--- Start MATERIAL FOR THE TASK ---
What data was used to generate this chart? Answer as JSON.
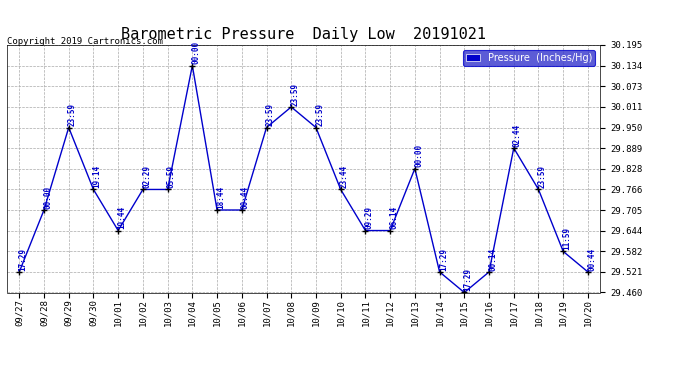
{
  "title": "Barometric Pressure  Daily Low  20191021",
  "copyright": "Copyright 2019 Cartronics.com",
  "legend_label": "Pressure  (Inches/Hg)",
  "x_labels": [
    "09/27",
    "09/28",
    "09/29",
    "09/30",
    "10/01",
    "10/02",
    "10/03",
    "10/04",
    "10/05",
    "10/06",
    "10/07",
    "10/08",
    "10/09",
    "10/10",
    "10/11",
    "10/12",
    "10/13",
    "10/14",
    "10/15",
    "10/16",
    "10/17",
    "10/18",
    "10/19",
    "10/20"
  ],
  "y_values": [
    29.521,
    29.705,
    29.95,
    29.766,
    29.644,
    29.766,
    29.766,
    30.134,
    29.705,
    29.705,
    29.95,
    30.011,
    29.95,
    29.766,
    29.644,
    29.644,
    29.828,
    29.521,
    29.46,
    29.521,
    29.889,
    29.766,
    29.582,
    29.521
  ],
  "point_labels": [
    "17:29",
    "00:00",
    "23:59",
    "19:14",
    "19:44",
    "02:29",
    "05:59",
    "00:00",
    "18:44",
    "00:44",
    "23:59",
    "23:59",
    "23:59",
    "23:44",
    "09:29",
    "06:14",
    "00:00",
    "17:29",
    "17:29",
    "00:14",
    "02:44",
    "23:59",
    "11:59",
    "00:44"
  ],
  "line_color": "#0000cc",
  "marker_color": "#000000",
  "label_color": "#0000cc",
  "grid_color": "#aaaaaa",
  "background_color": "#ffffff",
  "ylim_min": 29.46,
  "ylim_max": 30.195,
  "yticks": [
    29.46,
    29.521,
    29.582,
    29.644,
    29.705,
    29.766,
    29.828,
    29.889,
    29.95,
    30.011,
    30.073,
    30.134,
    30.195
  ],
  "title_fontsize": 11,
  "label_fontsize": 5.5,
  "tick_fontsize": 6.5,
  "legend_fontsize": 7,
  "copyright_fontsize": 6.5
}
--- End MATERIAL FOR THE TASK ---
### PROBLEM DESCRIPTION
Extract the full listing exactly, with the pictures left out.

### ANSWER
What data was used to generate this chart? Answer as JSON.
{
  "title": "Barometric Pressure  Daily Low  20191021",
  "copyright": "Copyright 2019 Cartronics.com",
  "legend_label": "Pressure  (Inches/Hg)",
  "x_labels": [
    "09/27",
    "09/28",
    "09/29",
    "09/30",
    "10/01",
    "10/02",
    "10/03",
    "10/04",
    "10/05",
    "10/06",
    "10/07",
    "10/08",
    "10/09",
    "10/10",
    "10/11",
    "10/12",
    "10/13",
    "10/14",
    "10/15",
    "10/16",
    "10/17",
    "10/18",
    "10/19",
    "10/20"
  ],
  "y_values": [
    29.521,
    29.705,
    29.95,
    29.766,
    29.644,
    29.766,
    29.766,
    30.134,
    29.705,
    29.705,
    29.95,
    30.011,
    29.95,
    29.766,
    29.644,
    29.644,
    29.828,
    29.521,
    29.46,
    29.521,
    29.889,
    29.766,
    29.582,
    29.521
  ],
  "point_labels": [
    "17:29",
    "00:00",
    "23:59",
    "19:14",
    "19:44",
    "02:29",
    "05:59",
    "00:00",
    "18:44",
    "00:44",
    "23:59",
    "23:59",
    "23:59",
    "23:44",
    "09:29",
    "06:14",
    "00:00",
    "17:29",
    "17:29",
    "00:14",
    "02:44",
    "23:59",
    "11:59",
    "00:44"
  ],
  "line_color": "#0000cc",
  "marker_color": "#000000",
  "label_color": "#0000cc",
  "grid_color": "#aaaaaa",
  "background_color": "#ffffff",
  "ylim_min": 29.46,
  "ylim_max": 30.195,
  "yticks": [
    29.46,
    29.521,
    29.582,
    29.644,
    29.705,
    29.766,
    29.828,
    29.889,
    29.95,
    30.011,
    30.073,
    30.134,
    30.195
  ],
  "title_fontsize": 11,
  "label_fontsize": 5.5,
  "tick_fontsize": 6.5,
  "legend_fontsize": 7,
  "copyright_fontsize": 6.5
}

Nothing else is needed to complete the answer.